**What you have to do**
Copy the material that follows word for word and omit its pictures.

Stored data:
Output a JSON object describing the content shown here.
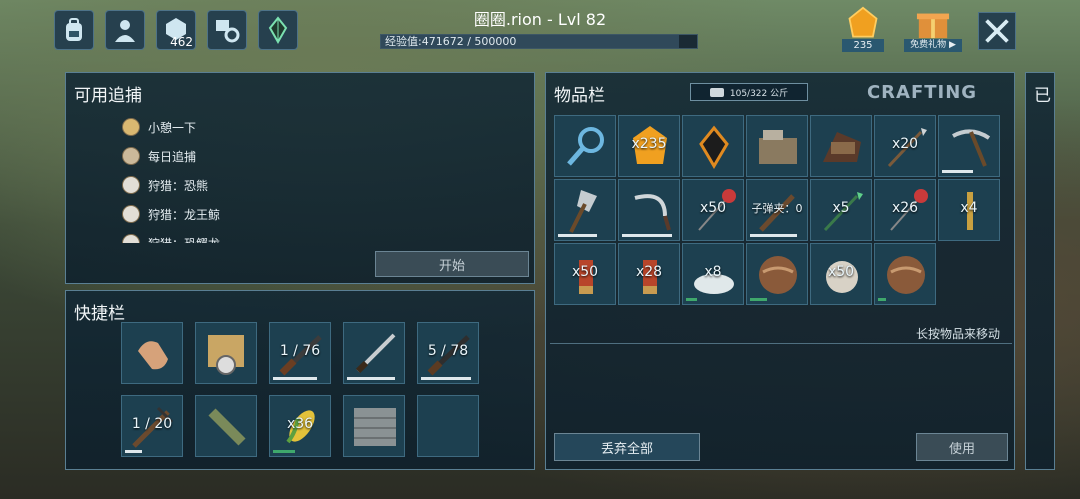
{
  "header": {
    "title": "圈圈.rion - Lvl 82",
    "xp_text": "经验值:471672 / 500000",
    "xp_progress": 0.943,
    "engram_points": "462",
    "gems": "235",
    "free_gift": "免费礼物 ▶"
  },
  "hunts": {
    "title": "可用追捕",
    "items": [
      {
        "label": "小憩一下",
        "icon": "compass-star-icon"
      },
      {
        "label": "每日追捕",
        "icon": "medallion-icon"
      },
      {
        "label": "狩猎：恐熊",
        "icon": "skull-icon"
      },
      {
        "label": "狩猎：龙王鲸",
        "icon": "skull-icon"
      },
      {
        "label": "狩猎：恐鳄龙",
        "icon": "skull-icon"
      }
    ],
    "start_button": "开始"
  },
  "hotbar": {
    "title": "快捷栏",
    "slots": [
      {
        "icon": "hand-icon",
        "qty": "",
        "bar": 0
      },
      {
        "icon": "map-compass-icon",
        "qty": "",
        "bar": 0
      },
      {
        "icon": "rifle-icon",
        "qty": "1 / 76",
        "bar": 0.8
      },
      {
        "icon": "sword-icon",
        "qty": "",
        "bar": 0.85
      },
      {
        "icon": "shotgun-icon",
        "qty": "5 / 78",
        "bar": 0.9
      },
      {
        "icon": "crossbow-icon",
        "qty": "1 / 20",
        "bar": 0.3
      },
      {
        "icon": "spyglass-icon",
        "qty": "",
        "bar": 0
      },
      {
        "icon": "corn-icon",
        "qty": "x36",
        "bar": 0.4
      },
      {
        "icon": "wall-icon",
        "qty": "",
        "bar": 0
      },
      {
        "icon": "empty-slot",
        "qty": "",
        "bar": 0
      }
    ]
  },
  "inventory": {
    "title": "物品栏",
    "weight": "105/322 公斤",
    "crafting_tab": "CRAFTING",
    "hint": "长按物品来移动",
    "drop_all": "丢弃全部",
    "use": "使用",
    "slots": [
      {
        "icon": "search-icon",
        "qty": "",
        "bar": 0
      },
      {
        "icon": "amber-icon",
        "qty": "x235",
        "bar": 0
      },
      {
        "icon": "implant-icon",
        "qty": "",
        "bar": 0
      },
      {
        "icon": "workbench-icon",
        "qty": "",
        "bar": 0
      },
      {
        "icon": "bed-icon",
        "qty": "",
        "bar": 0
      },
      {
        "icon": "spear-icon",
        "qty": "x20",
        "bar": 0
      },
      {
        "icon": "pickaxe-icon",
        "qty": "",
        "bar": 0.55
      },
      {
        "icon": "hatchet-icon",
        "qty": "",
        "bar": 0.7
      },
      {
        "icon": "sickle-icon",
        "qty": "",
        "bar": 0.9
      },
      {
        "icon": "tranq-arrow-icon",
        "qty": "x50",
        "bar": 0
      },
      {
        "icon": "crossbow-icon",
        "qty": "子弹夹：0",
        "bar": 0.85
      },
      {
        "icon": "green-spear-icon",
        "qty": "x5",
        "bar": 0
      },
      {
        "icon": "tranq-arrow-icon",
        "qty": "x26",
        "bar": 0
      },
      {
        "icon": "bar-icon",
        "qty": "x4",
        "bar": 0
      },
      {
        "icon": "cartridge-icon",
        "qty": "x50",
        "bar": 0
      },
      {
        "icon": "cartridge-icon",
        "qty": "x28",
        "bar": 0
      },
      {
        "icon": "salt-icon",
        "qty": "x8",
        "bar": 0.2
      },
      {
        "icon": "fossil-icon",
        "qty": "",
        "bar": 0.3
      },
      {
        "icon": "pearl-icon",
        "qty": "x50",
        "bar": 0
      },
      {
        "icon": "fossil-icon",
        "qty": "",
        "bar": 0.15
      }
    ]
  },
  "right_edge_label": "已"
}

**Written reply**
Output a JSON object describing the content shown here.
{
  "header": {
    "title": "圈圈.rion - Lvl 82",
    "xp_text": "经验值:471672 / 500000",
    "xp_progress": 0.943,
    "engram_points": "462",
    "gems": "235",
    "free_gift": "免费礼物 ▶"
  },
  "hunts": {
    "title": "可用追捕",
    "items": [
      {
        "label": "小憩一下",
        "icon": "compass-star-icon"
      },
      {
        "label": "每日追捕",
        "icon": "medallion-icon"
      },
      {
        "label": "狩猎：恐熊",
        "icon": "skull-icon"
      },
      {
        "label": "狩猎：龙王鲸",
        "icon": "skull-icon"
      },
      {
        "label": "狩猎：恐鳄龙",
        "icon": "skull-icon"
      }
    ],
    "start_button": "开始"
  },
  "hotbar": {
    "title": "快捷栏",
    "slots": [
      {
        "icon": "hand-icon",
        "qty": "",
        "bar": 0
      },
      {
        "icon": "map-compass-icon",
        "qty": "",
        "bar": 0
      },
      {
        "icon": "rifle-icon",
        "qty": "1 / 76",
        "bar": 0.8
      },
      {
        "icon": "sword-icon",
        "qty": "",
        "bar": 0.85
      },
      {
        "icon": "shotgun-icon",
        "qty": "5 / 78",
        "bar": 0.9
      },
      {
        "icon": "crossbow-icon",
        "qty": "1 / 20",
        "bar": 0.3
      },
      {
        "icon": "spyglass-icon",
        "qty": "",
        "bar": 0
      },
      {
        "icon": "corn-icon",
        "qty": "x36",
        "bar": 0.4
      },
      {
        "icon": "wall-icon",
        "qty": "",
        "bar": 0
      },
      {
        "icon": "empty-slot",
        "qty": "",
        "bar": 0
      }
    ]
  },
  "inventory": {
    "title": "物品栏",
    "weight": "105/322 公斤",
    "crafting_tab": "CRAFTING",
    "hint": "长按物品来移动",
    "drop_all": "丢弃全部",
    "use": "使用",
    "slots": [
      {
        "icon": "search-icon",
        "qty": "",
        "bar": 0
      },
      {
        "icon": "amber-icon",
        "qty": "x235",
        "bar": 0
      },
      {
        "icon": "implant-icon",
        "qty": "",
        "bar": 0
      },
      {
        "icon": "workbench-icon",
        "qty": "",
        "bar": 0
      },
      {
        "icon": "bed-icon",
        "qty": "",
        "bar": 0
      },
      {
        "icon": "spear-icon",
        "qty": "x20",
        "bar": 0
      },
      {
        "icon": "pickaxe-icon",
        "qty": "",
        "bar": 0.55
      },
      {
        "icon": "hatchet-icon",
        "qty": "",
        "bar": 0.7
      },
      {
        "icon": "sickle-icon",
        "qty": "",
        "bar": 0.9
      },
      {
        "icon": "tranq-arrow-icon",
        "qty": "x50",
        "bar": 0
      },
      {
        "icon": "crossbow-icon",
        "qty": "子弹夹：0",
        "bar": 0.85
      },
      {
        "icon": "green-spear-icon",
        "qty": "x5",
        "bar": 0
      },
      {
        "icon": "tranq-arrow-icon",
        "qty": "x26",
        "bar": 0
      },
      {
        "icon": "bar-icon",
        "qty": "x4",
        "bar": 0
      },
      {
        "icon": "cartridge-icon",
        "qty": "x50",
        "bar": 0
      },
      {
        "icon": "cartridge-icon",
        "qty": "x28",
        "bar": 0
      },
      {
        "icon": "salt-icon",
        "qty": "x8",
        "bar": 0.2
      },
      {
        "icon": "fossil-icon",
        "qty": "",
        "bar": 0.3
      },
      {
        "icon": "pearl-icon",
        "qty": "x50",
        "bar": 0
      },
      {
        "icon": "fossil-icon",
        "qty": "",
        "bar": 0.15
      }
    ]
  },
  "right_edge_label": "已"
}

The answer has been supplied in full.